■ **Material provided**:
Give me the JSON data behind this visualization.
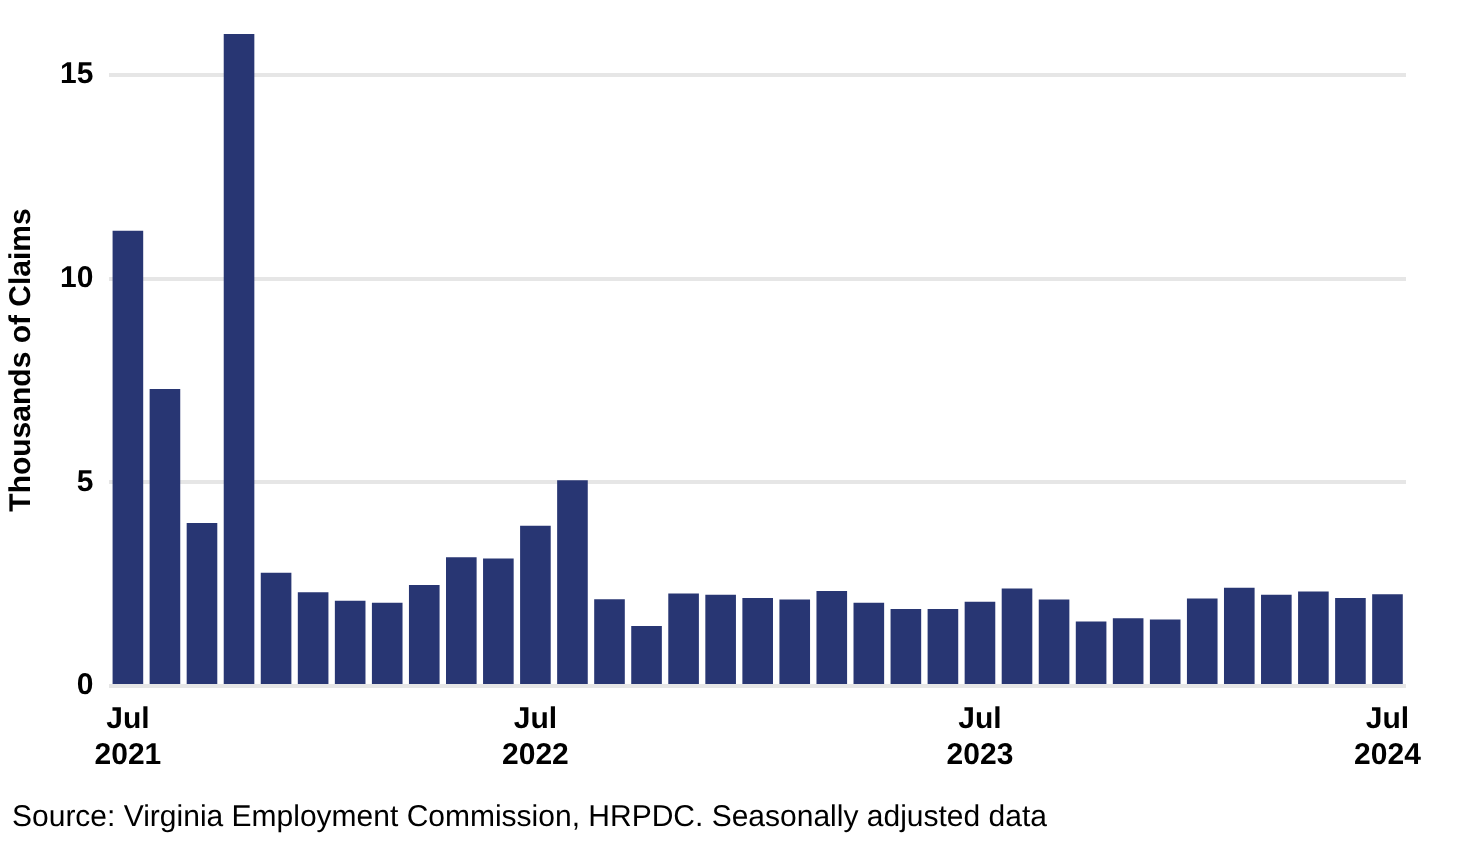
{
  "chart_data": {
    "type": "bar",
    "ylabel": "Thousands of Claims",
    "categories": [
      "Jul\n2021",
      null,
      null,
      null,
      null,
      null,
      null,
      null,
      null,
      null,
      null,
      "Jul\n2022",
      null,
      null,
      null,
      null,
      null,
      null,
      null,
      null,
      null,
      null,
      null,
      "Jul\n2023",
      null,
      null,
      null,
      null,
      null,
      null,
      null,
      null,
      null,
      null,
      "Jul\n2024"
    ],
    "values": [
      11.17,
      7.29,
      4.0,
      16,
      2.78,
      2.3,
      2.09,
      2.04,
      2.48,
      3.16,
      3.13,
      3.93,
      5.05,
      2.13,
      1.47,
      2.27,
      2.24,
      2.16,
      2.12,
      2.33,
      2.04,
      1.89,
      1.89,
      2.07,
      2.39,
      2.12,
      1.58,
      1.66,
      1.63,
      2.15,
      2.41,
      2.24,
      2.32,
      2.16,
      2.25
    ],
    "color": "#283673",
    "ylim": [
      0,
      16
    ],
    "yticks": [
      0,
      5,
      10,
      15
    ],
    "grid": "y",
    "legend": false,
    "annotations": [
      "Source: Virginia Employment Commission, HRPDC. Seasonally adjusted data"
    ]
  }
}
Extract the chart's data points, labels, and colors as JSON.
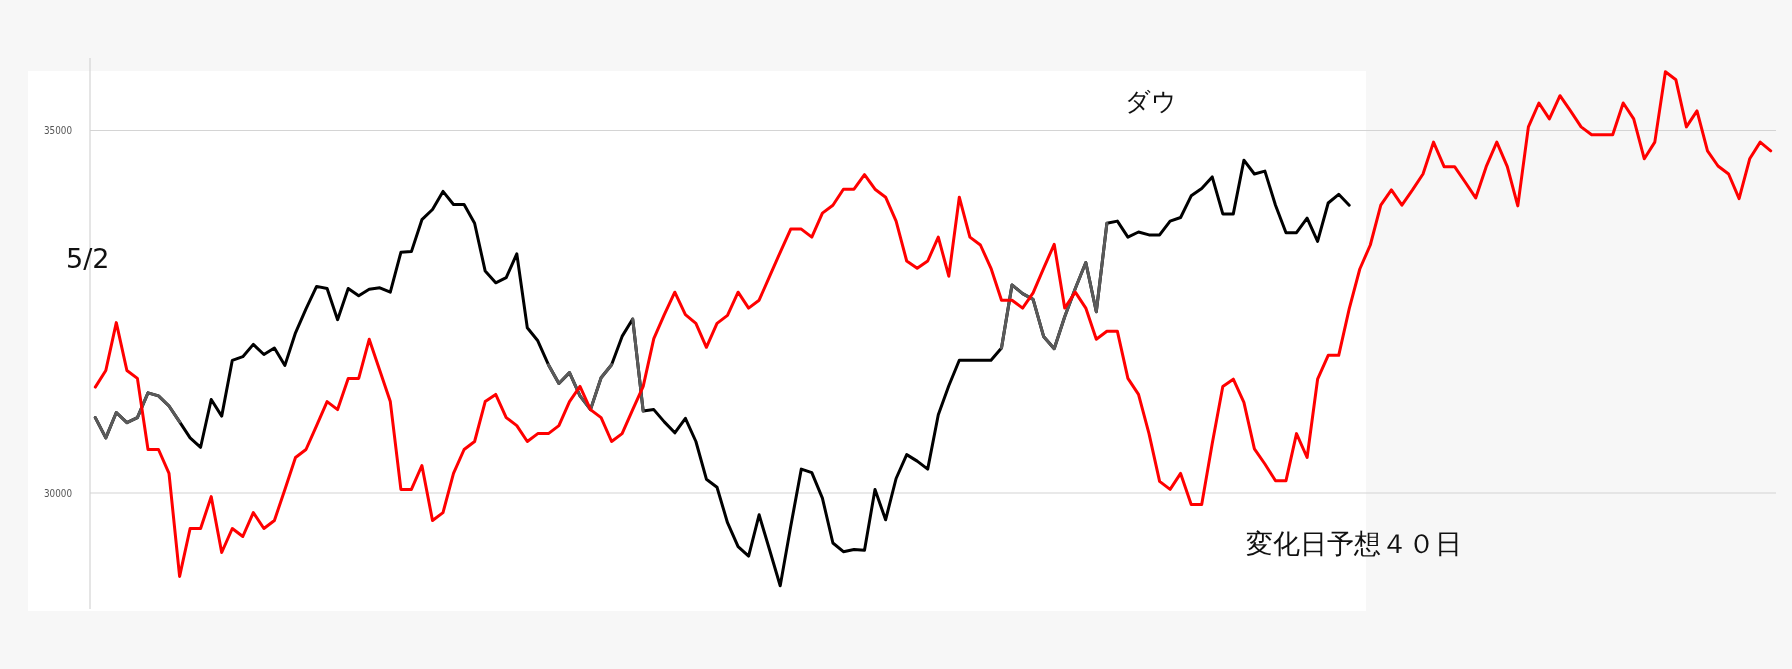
{
  "chart_data": {
    "type": "line",
    "categories": [
      null,
      null,
      null,
      null,
      null,
      null,
      null,
      null,
      null,
      null,
      null,
      null,
      null,
      null,
      null,
      null,
      null,
      null,
      null,
      null,
      null,
      null,
      null,
      null,
      null,
      null,
      null,
      null,
      null,
      null,
      null,
      null,
      null,
      null,
      null,
      null,
      null,
      null,
      null,
      null,
      null,
      null,
      null,
      null,
      null,
      null,
      null,
      null,
      null,
      null,
      null,
      null,
      null,
      null,
      null,
      null,
      null,
      null,
      null,
      null,
      null,
      null,
      null,
      null,
      null,
      null,
      null,
      null,
      null,
      null,
      null,
      null,
      null,
      null,
      null,
      null,
      null,
      null,
      null,
      null,
      null,
      null,
      null,
      null,
      null,
      null,
      null,
      null,
      null,
      null,
      null,
      null,
      null,
      null,
      null,
      null,
      null,
      null,
      null,
      null,
      null,
      null,
      null,
      null,
      null,
      null,
      null,
      null,
      null,
      null,
      null,
      null,
      null,
      null,
      null,
      null,
      null,
      null,
      null,
      null,
      null,
      null,
      null,
      null,
      null,
      null,
      null,
      null,
      null,
      null,
      null,
      null,
      null,
      null,
      null,
      null,
      null,
      null,
      null,
      null,
      null,
      null,
      null,
      null,
      null,
      null,
      null,
      null,
      null,
      null,
      null,
      null,
      null,
      null,
      null,
      null,
      null,
      null,
      null,
      null
    ],
    "series": [
      {
        "color": "#000000",
        "values": [
          31040,
          30760,
          31110,
          30970,
          31040,
          31380,
          31340,
          31200,
          30980,
          30760,
          30630,
          31290,
          31060,
          31830,
          31880,
          32050,
          31910,
          32000,
          31760,
          32210,
          32540,
          32850,
          32820,
          32390,
          32820,
          32720,
          32810,
          32830,
          32770,
          33320,
          33330,
          33770,
          33910,
          34160,
          33980,
          33980,
          33720,
          33060,
          32900,
          32970,
          33300,
          32280,
          32100,
          31770,
          31510,
          31660,
          31340,
          31150,
          31590,
          31770,
          32160,
          32400,
          31130,
          31150,
          30980,
          30830,
          31030,
          30710,
          30190,
          30080,
          29590,
          29260,
          29130,
          29700,
          29210,
          28720,
          29540,
          30330,
          30280,
          29930,
          29310,
          29190,
          29220,
          29210,
          30050,
          29630,
          30200,
          30530,
          30440,
          30330,
          31080,
          31480,
          31830,
          31830,
          31830,
          31830,
          32000,
          32870,
          32750,
          32670,
          32160,
          31990,
          32430,
          32820,
          33180,
          32500,
          33720,
          33750,
          33530,
          33600,
          33560,
          33560,
          33750,
          33800,
          34100,
          34200,
          34360,
          33850,
          33850,
          34590,
          34400,
          34440,
          33970,
          33590,
          33590,
          33790,
          33470,
          34000,
          34120,
          33970,
          null,
          null,
          null,
          null,
          null,
          null,
          null,
          null,
          null,
          null,
          null,
          null,
          null,
          null,
          null,
          null,
          null,
          null,
          null,
          null,
          null,
          null,
          null,
          null,
          null,
          null,
          null,
          null,
          null,
          null,
          null,
          null,
          null,
          null,
          null,
          null,
          null,
          null,
          null,
          null
        ]
      },
      {
        "color": "#5a5a5a",
        "values": [
          31040,
          30760,
          31110,
          30970,
          31040,
          31380,
          31340,
          31200,
          30980,
          null,
          null,
          null,
          null,
          null,
          null,
          null,
          null,
          null,
          null,
          null,
          null,
          null,
          null,
          null,
          null,
          null,
          null,
          null,
          null,
          null,
          null,
          null,
          null,
          null,
          null,
          null,
          null,
          null,
          null,
          null,
          null,
          null,
          null,
          31770,
          31510,
          31660,
          31340,
          31150,
          31590,
          31770,
          null,
          32400,
          31130,
          null,
          null,
          null,
          null,
          null,
          null,
          null,
          null,
          null,
          null,
          null,
          null,
          null,
          null,
          null,
          null,
          null,
          null,
          null,
          null,
          null,
          null,
          null,
          null,
          null,
          null,
          null,
          null,
          null,
          null,
          null,
          null,
          null,
          32000,
          32870,
          32750,
          32670,
          32160,
          31990,
          32430,
          32820,
          33180,
          32500,
          33720,
          null,
          null,
          null,
          null,
          null,
          null,
          null,
          null,
          null,
          null,
          null,
          null,
          null,
          null,
          null,
          null,
          null,
          null,
          null,
          null,
          null,
          null,
          null,
          null,
          null,
          null,
          null,
          null,
          null,
          null,
          null,
          null,
          null,
          null,
          null,
          null,
          null,
          null,
          null,
          null,
          null,
          null,
          null,
          null,
          null,
          null,
          null,
          null,
          null,
          null,
          null,
          null,
          null,
          null,
          null,
          null,
          null,
          null,
          null,
          null,
          null,
          null,
          null
        ]
      },
      {
        "color": "#ff0000",
        "values": [
          31460,
          31690,
          32350,
          31690,
          31580,
          30600,
          30600,
          30270,
          28850,
          29510,
          29510,
          29950,
          29180,
          29510,
          29400,
          29730,
          29510,
          29620,
          30050,
          30490,
          30600,
          30930,
          31260,
          31150,
          31580,
          31580,
          32120,
          31690,
          31260,
          30050,
          30050,
          30380,
          29620,
          29730,
          30270,
          30600,
          30710,
          31260,
          31360,
          31040,
          30930,
          30710,
          30820,
          30820,
          30930,
          31260,
          31470,
          31150,
          31040,
          30710,
          30820,
          31150,
          31470,
          32130,
          32460,
          32770,
          32460,
          32340,
          32010,
          32340,
          32450,
          32770,
          32550,
          32660,
          32990,
          33320,
          33640,
          33640,
          33530,
          33860,
          33970,
          34190,
          34190,
          34390,
          34190,
          34080,
          33750,
          33200,
          33100,
          33200,
          33530,
          32990,
          34080,
          33530,
          33420,
          33100,
          32660,
          32660,
          32550,
          32760,
          33100,
          33430,
          32550,
          32770,
          32550,
          32120,
          32230,
          32230,
          31580,
          31360,
          30820,
          30160,
          30050,
          30270,
          29840,
          29840,
          30680,
          31470,
          31570,
          31250,
          30610,
          30400,
          30170,
          30170,
          30820,
          30490,
          31570,
          31900,
          31900,
          32540,
          33090,
          33420,
          33970,
          34180,
          33970,
          34180,
          34400,
          34840,
          34500,
          34500,
          34290,
          34070,
          34500,
          34840,
          34500,
          33960,
          35050,
          35380,
          35160,
          35480,
          35270,
          35050,
          34940,
          34940,
          34940,
          35380,
          35160,
          34610,
          34840,
          35810,
          35700,
          35050,
          35270,
          34720,
          34510,
          34400,
          34060,
          34610,
          34840,
          34720
        ]
      }
    ],
    "ylim": [
      28400,
      36000
    ],
    "yticks": [
      30000,
      35000
    ],
    "grid": "y",
    "tick_labels": "y",
    "annotations": [
      "5/2",
      "ダウ",
      "変化日予想４０日"
    ]
  }
}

■ **Aim**: Copy each line of the records containing the string "JSON".

■ **Task output**:
Give me the JSON data behind this visualization.
Extract the chart's data points, labels, and colors as JSON.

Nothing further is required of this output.